What you need to do |
Rewrite every one of the records below with "staticText" changed to "text" at each occurrence, keeping all other text the same.

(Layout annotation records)
— BEGIN —

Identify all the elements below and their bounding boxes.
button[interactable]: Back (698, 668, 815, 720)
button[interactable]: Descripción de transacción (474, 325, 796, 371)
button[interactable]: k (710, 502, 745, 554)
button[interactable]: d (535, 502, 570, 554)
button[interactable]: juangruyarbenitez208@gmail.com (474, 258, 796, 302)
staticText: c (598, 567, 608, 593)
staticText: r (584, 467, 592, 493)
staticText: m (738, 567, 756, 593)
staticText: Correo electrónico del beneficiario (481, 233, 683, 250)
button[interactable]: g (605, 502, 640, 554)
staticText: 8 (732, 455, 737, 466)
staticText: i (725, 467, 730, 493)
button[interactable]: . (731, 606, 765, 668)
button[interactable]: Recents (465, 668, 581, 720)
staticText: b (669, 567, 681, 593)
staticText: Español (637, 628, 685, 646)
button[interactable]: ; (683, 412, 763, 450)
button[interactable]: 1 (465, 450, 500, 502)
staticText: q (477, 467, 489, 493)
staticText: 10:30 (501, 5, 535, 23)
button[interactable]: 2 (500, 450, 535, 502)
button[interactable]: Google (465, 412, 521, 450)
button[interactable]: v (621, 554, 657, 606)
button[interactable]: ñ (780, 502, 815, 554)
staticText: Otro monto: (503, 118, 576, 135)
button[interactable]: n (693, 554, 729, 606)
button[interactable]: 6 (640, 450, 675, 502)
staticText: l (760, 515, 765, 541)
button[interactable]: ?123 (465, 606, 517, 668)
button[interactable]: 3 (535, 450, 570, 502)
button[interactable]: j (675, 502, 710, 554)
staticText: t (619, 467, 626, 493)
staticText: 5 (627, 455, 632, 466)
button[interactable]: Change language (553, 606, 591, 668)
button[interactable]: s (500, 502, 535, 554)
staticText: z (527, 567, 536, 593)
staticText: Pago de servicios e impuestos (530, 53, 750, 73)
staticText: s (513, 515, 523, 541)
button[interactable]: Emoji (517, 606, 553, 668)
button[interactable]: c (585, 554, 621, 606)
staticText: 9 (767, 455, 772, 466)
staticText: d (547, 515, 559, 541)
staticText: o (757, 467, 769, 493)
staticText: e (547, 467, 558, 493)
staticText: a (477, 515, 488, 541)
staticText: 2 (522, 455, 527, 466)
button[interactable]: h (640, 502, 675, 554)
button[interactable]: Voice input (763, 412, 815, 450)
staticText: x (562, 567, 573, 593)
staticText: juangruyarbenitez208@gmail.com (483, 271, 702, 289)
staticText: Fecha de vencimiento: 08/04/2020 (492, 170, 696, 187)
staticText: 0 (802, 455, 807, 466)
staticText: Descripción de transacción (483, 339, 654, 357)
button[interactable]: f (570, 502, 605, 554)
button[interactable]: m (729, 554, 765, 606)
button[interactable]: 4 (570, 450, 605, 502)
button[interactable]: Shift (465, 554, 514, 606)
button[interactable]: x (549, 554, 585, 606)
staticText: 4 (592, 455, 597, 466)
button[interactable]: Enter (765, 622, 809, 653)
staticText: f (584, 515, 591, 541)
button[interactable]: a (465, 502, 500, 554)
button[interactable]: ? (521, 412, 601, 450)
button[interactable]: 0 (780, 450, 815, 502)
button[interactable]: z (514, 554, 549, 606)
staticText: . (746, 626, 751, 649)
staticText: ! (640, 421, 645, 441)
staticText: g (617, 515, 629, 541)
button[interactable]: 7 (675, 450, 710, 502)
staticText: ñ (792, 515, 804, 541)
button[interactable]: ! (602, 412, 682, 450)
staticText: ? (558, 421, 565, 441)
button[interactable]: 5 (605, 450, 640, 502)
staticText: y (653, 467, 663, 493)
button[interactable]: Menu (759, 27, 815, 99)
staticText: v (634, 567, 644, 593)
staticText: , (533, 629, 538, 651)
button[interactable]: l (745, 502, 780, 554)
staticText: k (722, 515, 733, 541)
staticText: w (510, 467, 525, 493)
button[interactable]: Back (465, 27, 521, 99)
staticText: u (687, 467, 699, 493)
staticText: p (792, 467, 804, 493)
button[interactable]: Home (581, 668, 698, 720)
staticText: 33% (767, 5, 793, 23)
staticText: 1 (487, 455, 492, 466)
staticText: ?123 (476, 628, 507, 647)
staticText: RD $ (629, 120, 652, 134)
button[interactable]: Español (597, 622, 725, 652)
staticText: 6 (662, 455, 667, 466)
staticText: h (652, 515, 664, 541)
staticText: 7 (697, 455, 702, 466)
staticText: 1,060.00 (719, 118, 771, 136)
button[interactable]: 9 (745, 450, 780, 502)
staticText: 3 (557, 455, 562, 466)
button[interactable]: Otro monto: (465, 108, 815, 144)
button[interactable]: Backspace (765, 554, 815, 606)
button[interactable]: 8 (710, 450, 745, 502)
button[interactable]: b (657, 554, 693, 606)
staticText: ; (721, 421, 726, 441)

— END —

Finished task |
Identify all the elements below and their bounding boxes.
button[interactable]: Back (698, 668, 815, 720)
button[interactable]: Descripción de transacción (474, 325, 796, 371)
button[interactable]: k (710, 502, 745, 554)
button[interactable]: d (535, 502, 570, 554)
button[interactable]: juangruyarbenitez208@gmail.com (474, 258, 796, 302)
text: c (598, 567, 608, 593)
text: r (584, 467, 592, 493)
text: m (738, 567, 756, 593)
text: Correo electrónico del beneficiario (481, 233, 683, 250)
button[interactable]: g (605, 502, 640, 554)
text: 8 (732, 455, 737, 466)
text: i (725, 467, 730, 493)
button[interactable]: . (731, 606, 765, 668)
button[interactable]: Recents (465, 668, 581, 720)
text: b (669, 567, 681, 593)
text: Español (637, 628, 685, 646)
button[interactable]: ; (683, 412, 763, 450)
button[interactable]: 1 (465, 450, 500, 502)
text: q (477, 467, 489, 493)
text: 10:30 (501, 5, 535, 23)
button[interactable]: 2 (500, 450, 535, 502)
button[interactable]: Google (465, 412, 521, 450)
button[interactable]: v (621, 554, 657, 606)
button[interactable]: ñ (780, 502, 815, 554)
text: Otro monto: (503, 118, 576, 135)
button[interactable]: n (693, 554, 729, 606)
button[interactable]: 6 (640, 450, 675, 502)
text: l (760, 515, 765, 541)
button[interactable]: ?123 (465, 606, 517, 668)
button[interactable]: 3 (535, 450, 570, 502)
button[interactable]: j (675, 502, 710, 554)
text: t (619, 467, 626, 493)
text: 5 (627, 455, 632, 466)
button[interactable]: Change language (553, 606, 591, 668)
button[interactable]: s (500, 502, 535, 554)
text: z (527, 567, 536, 593)
text: Pago de servicios e impuestos (530, 53, 750, 73)
text: s (513, 515, 523, 541)
button[interactable]: Emoji (517, 606, 553, 668)
button[interactable]: c (585, 554, 621, 606)
text: 9 (767, 455, 772, 466)
text: d (547, 515, 559, 541)
text: o (757, 467, 769, 493)
text: e (547, 467, 558, 493)
text: a (477, 515, 488, 541)
text: 2 (522, 455, 527, 466)
button[interactable]: h (640, 502, 675, 554)
button[interactable]: Voice input (763, 412, 815, 450)
text: x (562, 567, 573, 593)
text: juangruyarbenitez208@gmail.com (483, 271, 702, 289)
text: Fecha de vencimiento: 08/04/2020 (492, 170, 696, 187)
text: 0 (802, 455, 807, 466)
text: Descripción de transacción (483, 339, 654, 357)
button[interactable]: f (570, 502, 605, 554)
button[interactable]: m (729, 554, 765, 606)
button[interactable]: 4 (570, 450, 605, 502)
button[interactable]: Shift (465, 554, 514, 606)
button[interactable]: x (549, 554, 585, 606)
text: 4 (592, 455, 597, 466)
button[interactable]: Enter (765, 622, 809, 653)
text: f (584, 515, 591, 541)
button[interactable]: a (465, 502, 500, 554)
button[interactable]: ? (521, 412, 601, 450)
button[interactable]: 0 (780, 450, 815, 502)
button[interactable]: z (514, 554, 549, 606)
text: . (746, 626, 751, 649)
text: ! (640, 421, 645, 441)
text: g (617, 515, 629, 541)
button[interactable]: 7 (675, 450, 710, 502)
text: ñ (792, 515, 804, 541)
button[interactable]: ! (602, 412, 682, 450)
text: ? (558, 421, 565, 441)
button[interactable]: 5 (605, 450, 640, 502)
text: y (653, 467, 663, 493)
button[interactable]: Menu (759, 27, 815, 99)
text: v (634, 567, 644, 593)
text: , (533, 629, 538, 651)
button[interactable]: l (745, 502, 780, 554)
text: k (722, 515, 733, 541)
text: w (510, 467, 525, 493)
button[interactable]: Back (465, 27, 521, 99)
text: u (687, 467, 699, 493)
text: p (792, 467, 804, 493)
button[interactable]: Home (581, 668, 698, 720)
text: 33% (767, 5, 793, 23)
text: 1 (487, 455, 492, 466)
text: ?123 (476, 628, 507, 647)
text: RD $ (629, 120, 652, 134)
button[interactable]: Español (597, 622, 725, 652)
text: 6 (662, 455, 667, 466)
text: h (652, 515, 664, 541)
text: 7 (697, 455, 702, 466)
text: 1,060.00 (719, 118, 771, 136)
button[interactable]: 9 (745, 450, 780, 502)
text: 3 (557, 455, 562, 466)
button[interactable]: Otro monto: (465, 108, 815, 144)
button[interactable]: Backspace (765, 554, 815, 606)
button[interactable]: 8 (710, 450, 745, 502)
button[interactable]: b (657, 554, 693, 606)
text: ; (721, 421, 726, 441)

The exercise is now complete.